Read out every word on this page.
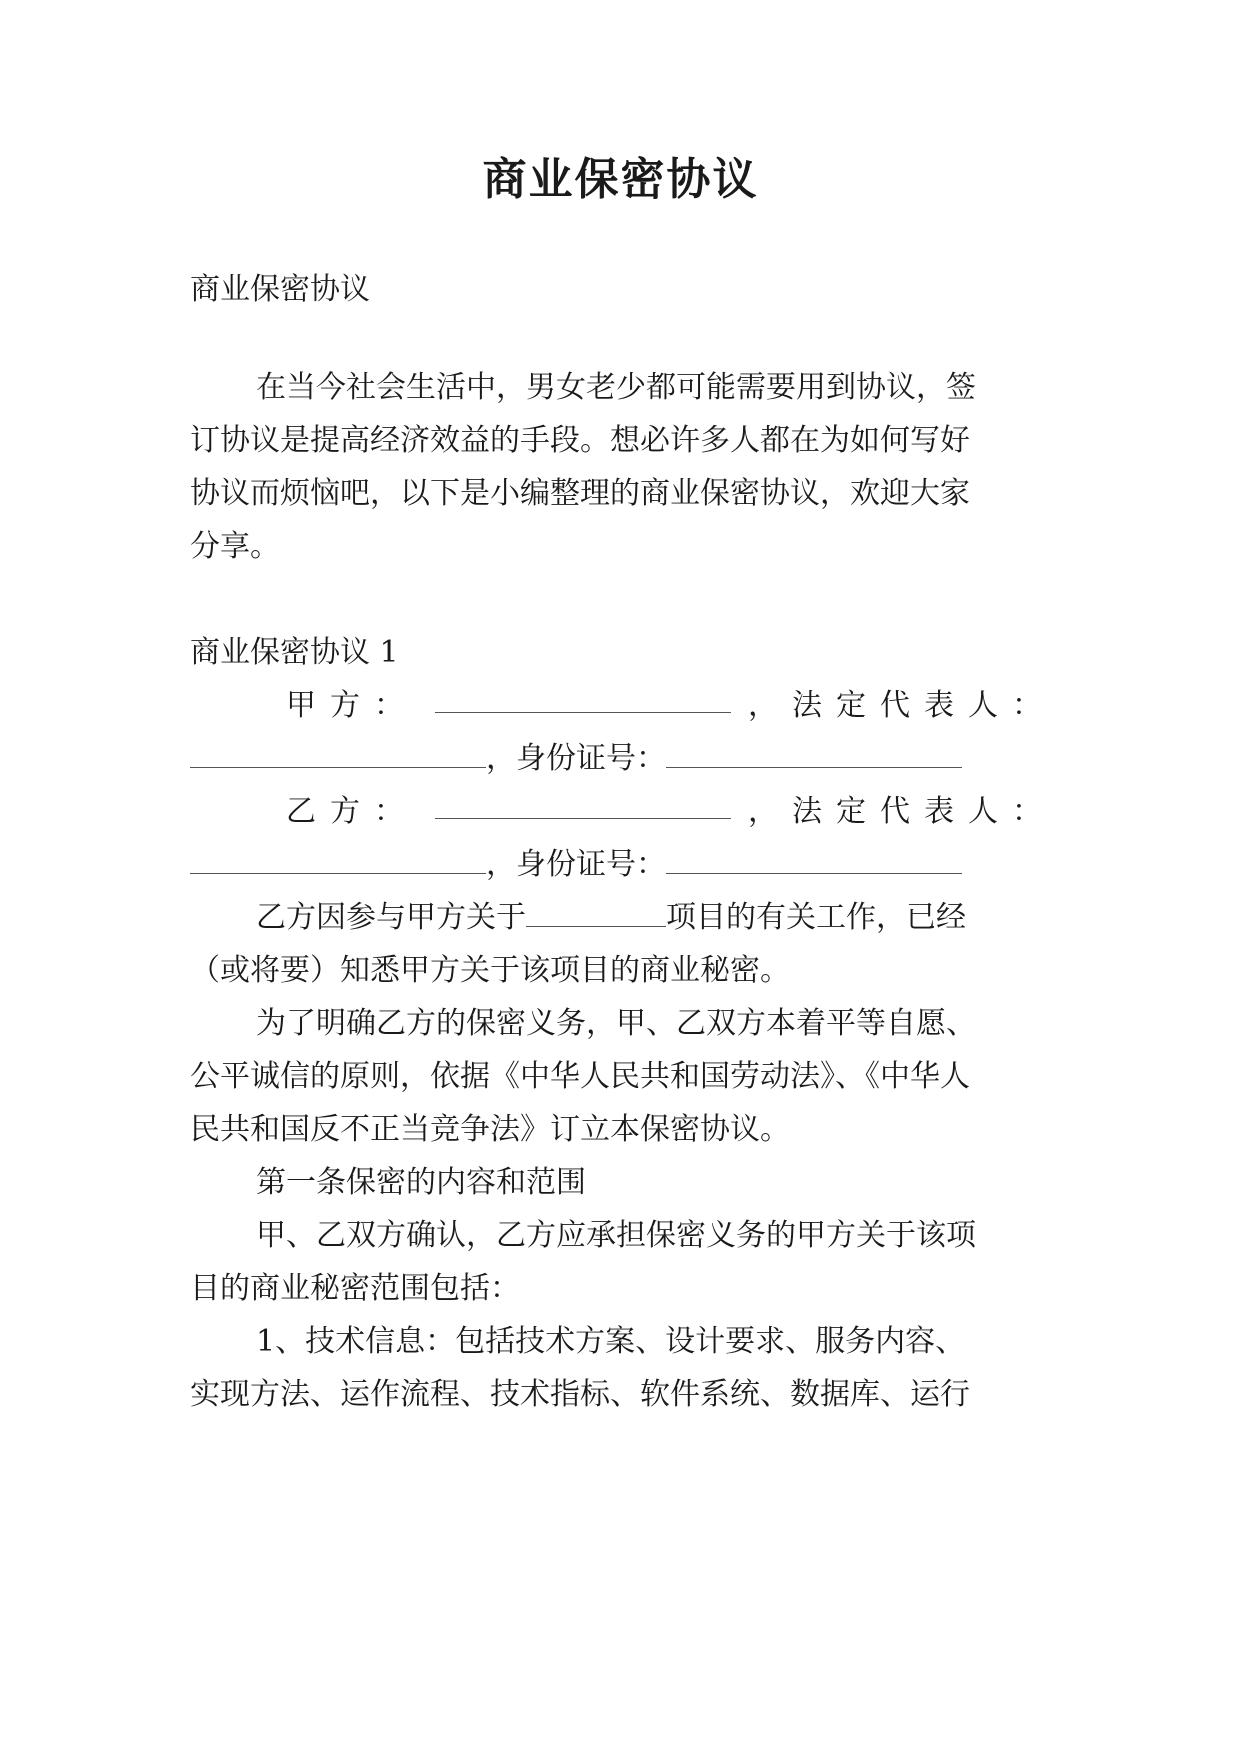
商业保密协议
商业保密协议
在当今社会生活中，男女老少都可能需要用到协议，签
订协议是提高经济效益的手段。想必许多人都在为如何写好
协议而烦恼吧，以下是小编整理的商业保密协议，欢迎大家
分享。
商业保密协议 1
甲方：	，法定代表人：
，身份证号：
乙方：	，法定代表人：
，身份证号：
乙方因参与甲方关于	项目的有关工作，已经
（或将要）知悉甲方关于该项目的商业秘密。
为了明确乙方的保密义务，甲、乙双方本着平等自愿、
公平诚信的原则，依据《中华人民共和国劳动法》、《中华人
民共和国反不正当竞争法》订立本保密协议。
第一条保密的内容和范围
甲、乙双方确认，乙方应承担保密义务的甲方关于该项
目的商业秘密范围包括：
1、技术信息：包括技术方案、设计要求、服务内容、
实现方法、运作流程、技术指标、软件系统、数据库、运行
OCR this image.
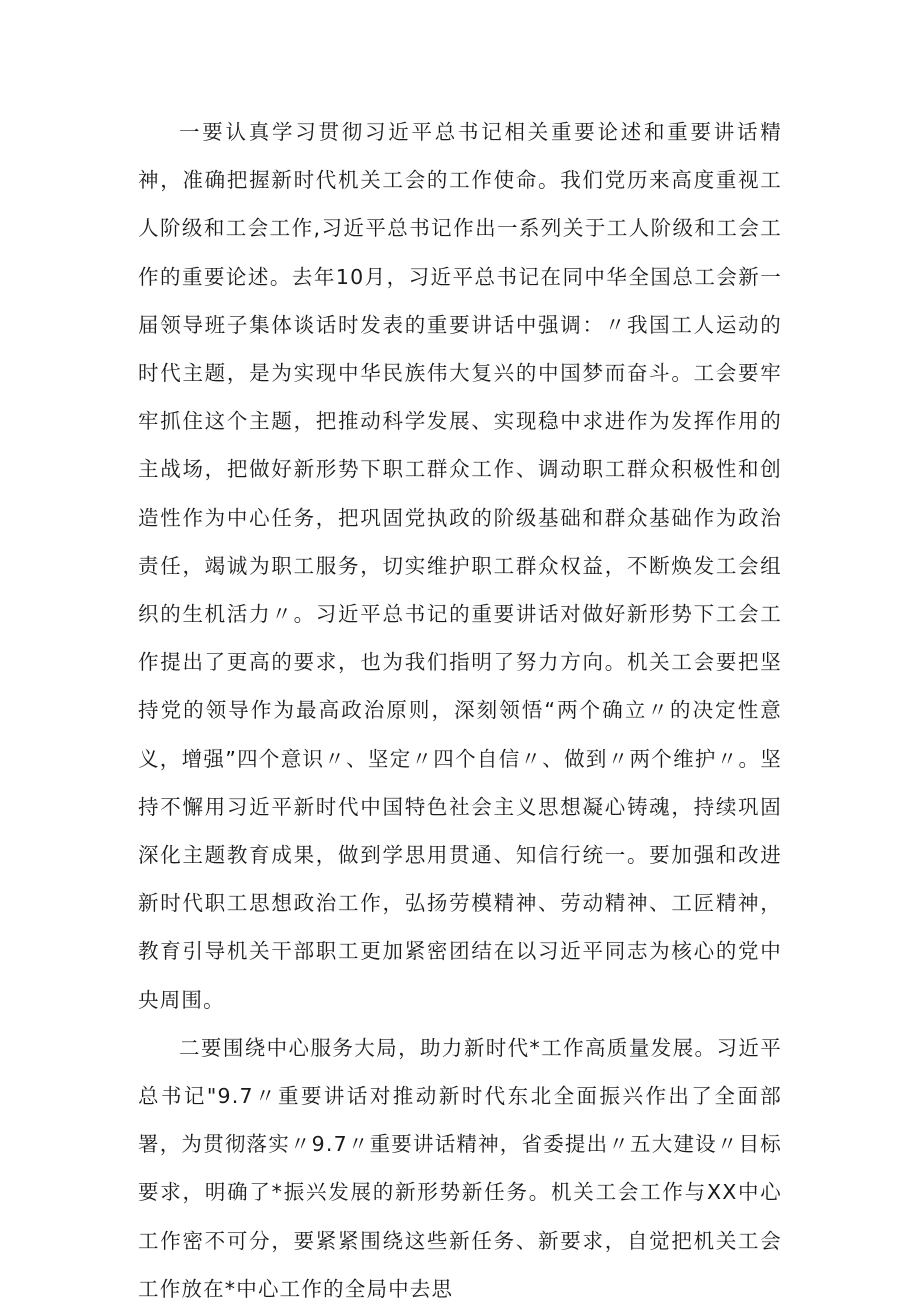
一要认真学习贯彻习近平总书记相关重要论述和重要讲话精神，准确把握新时代机关工会的工作使命。我们党历来高度重视工人阶级和工会工作,习近平总书记作出一系列关于工人阶级和工会工作的重要论述。去年10月，习近平总书记在同中华全国总工会新一届领导班子集体谈话时发表的重要讲话中强调：〃我国工人运动的时代主题，是为实现中华民族伟大复兴的中国梦而奋斗。工会要牢牢抓住这个主题，把推动科学发展、实现稳中求进作为发挥作用的主战场，把做好新形势下职工群众工作、调动职工群众积极性和创造性作为中心任务，把巩固党执政的阶级基础和群众基础作为政治责任，竭诚为职工服务，切实维护职工群众权益，不断焕发工会组织的生机活力〃。习近平总书记的重要讲话对做好新形势下工会工作提出了更高的要求，也为我们指明了努力方向。机关工会要把坚持党的领导作为最高政治原则，深刻领悟“两个确立〃的决定性意义，增强”四个意识〃、坚定〃四个自信〃、做到〃两个维护〃。坚持不懈用习近平新时代中国特色社会主义思想凝心铸魂，持续巩固深化主题教育成果，做到学思用贯通、知信行统一。要加强和改进新时代职工思想政治工作，弘扬劳模精神、劳动精神、工匠精神，教育引导机关干部职工更加紧密团结在以习近平同志为核心的党中央周围。

二要围绕中心服务大局，助力新时代*工作高质量发展。习近平总书记"9.7〃重要讲话对推动新时代东北全面振兴作出了全面部署，为贯彻落实〃9.7〃重要讲话精神，省委提出〃五大建设〃目标要求，明确了*振兴发展的新形势新任务。机关工会工作与XX中心工作密不可分，要紧紧围绕这些新任务、新要求，自觉把机关工会工作放在*中心工作的全局中去思
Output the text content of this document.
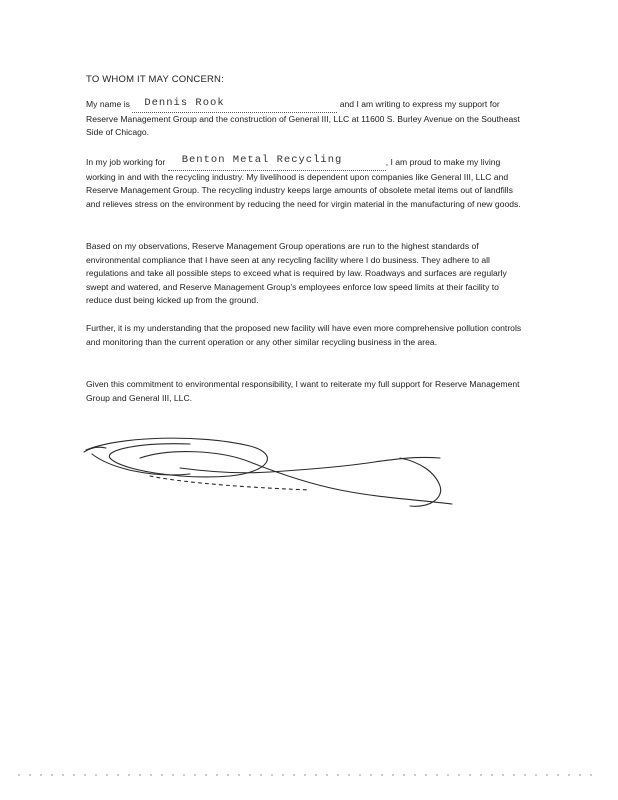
TO WHOM IT MAY CONCERN:
My name is Dennis Rook	and I am writing to express my support for Reserve Management Group and the construction of General III, LLC at 11600 S. Burley Avenue on the Southeast Side of Chicago.
In my job working for Benton Metal Recycling	, I am proud to make my living working in and with the recycling industry. My livelihood is dependent upon companies like General III, LLC and Reserve Management Group. The recycling industry keeps large amounts of obsolete metal items out of landfills and relieves stress on the environment by reducing the need for virgin material in the manufacturing of new goods.
Based on my observations, Reserve Management Group operations are run to the highest standards of environmental compliance that I have seen at any recycling facility where I do business. They adhere to all regulations and take all possible steps to exceed what is required by law. Roadways and surfaces are regularly swept and watered, and Reserve Management Group's employees enforce low speed limits at their facility to reduce dust being kicked up from the ground.
Further, it is my understanding that the proposed new facility will have even more comprehensive pollution controls and monitoring than the current operation or any other similar recycling business in the area.
Given this commitment to environmental responsibility, I want to reiterate my full support for Reserve Management Group and General III, LLC.
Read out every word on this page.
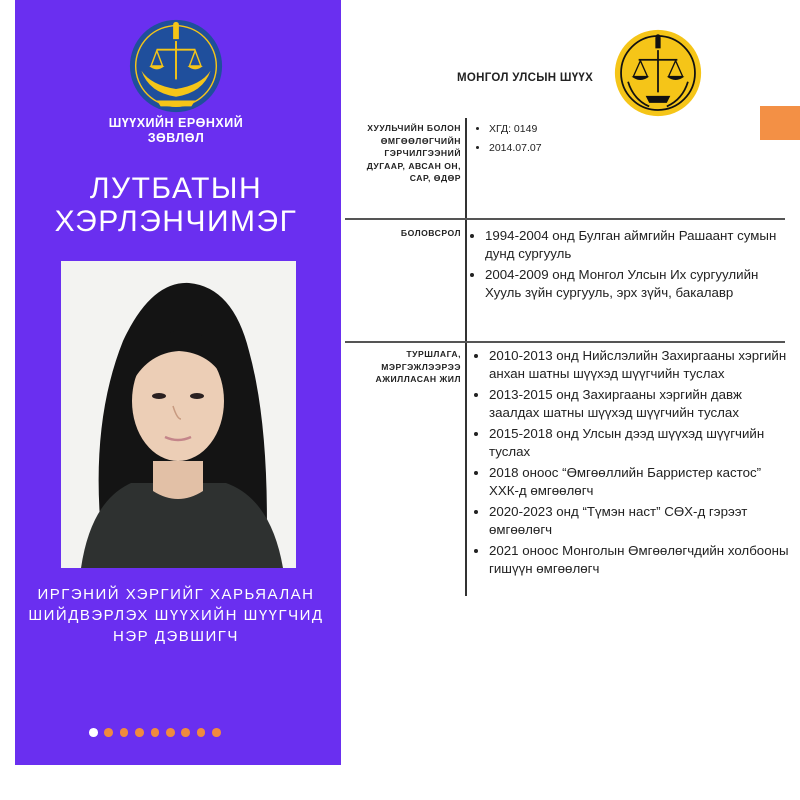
ШҮҮХИЙН ЕРӨНХИЙ
ЗӨВЛӨЛ
ЛУТБАТЫН
ХЭРЛЭНЧИМЭГ
ИРГЭНИЙ ХЭРГИЙГ ХАРЬЯАЛАН
ШИЙДВЭРЛЭХ ШҮҮХИЙН ШҮҮГЧИД
НЭР ДЭВШИГЧ
МОНГОЛ УЛСЫН ШҮҮХ
ХУУЛЬЧИЙН БОЛОН ӨМГӨӨЛӨГЧИЙН ГЭРЧИЛГЭЭНИЙ ДУГААР, АВСАН ОН, САР, ӨДӨР
• ХГД: 0149
• 2014.07.07
БОЛОВСРОЛ
• 1994-2004 онд Булган аймгийн Рашаант сумын дунд сургууль
• 2004-2009 онд Монгол Улсын Их сургуулийн Хууль зүйн сургууль, эрх зүйч, бакалавр
ТУРШЛАГА, МЭРГЭЖЛЭЭРЭЭ АЖИЛЛАСАН ЖИЛ
• 2010-2013 онд Нийслэлийн Захиргааны хэргийн анхан шатны шүүхэд шүүгчийн туслах
• 2013-2015 онд Захиргааны хэргийн давж заалдах шатны шүүхэд шүүгчийн туслах
• 2015-2018 онд Улсын дээд шүүхэд шүүгчийн туслах
• 2018 оноос “Өмгөөллийн Барристер кастос” ХХК-д өмгөөлөгч
• 2020-2023 онд “Түмэн наст” СӨХ-д гэрээт өмгөөлөгч
• 2021 оноос Монголын Өмгөөлөгчдийн холбооны гишүүн өмгөөлөгч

| WHAT TO DO |
Lines from the records above that hold "this" are the ones to list.

| EXERCISE RESPONSE |
Read out every word on this page.
OCR this image.
Output the text content of this document.
Given this commitment to environmental responsibility, I want to reiterate my full support for Reserve Management Group and General III, LLC.
Read out every word on this page.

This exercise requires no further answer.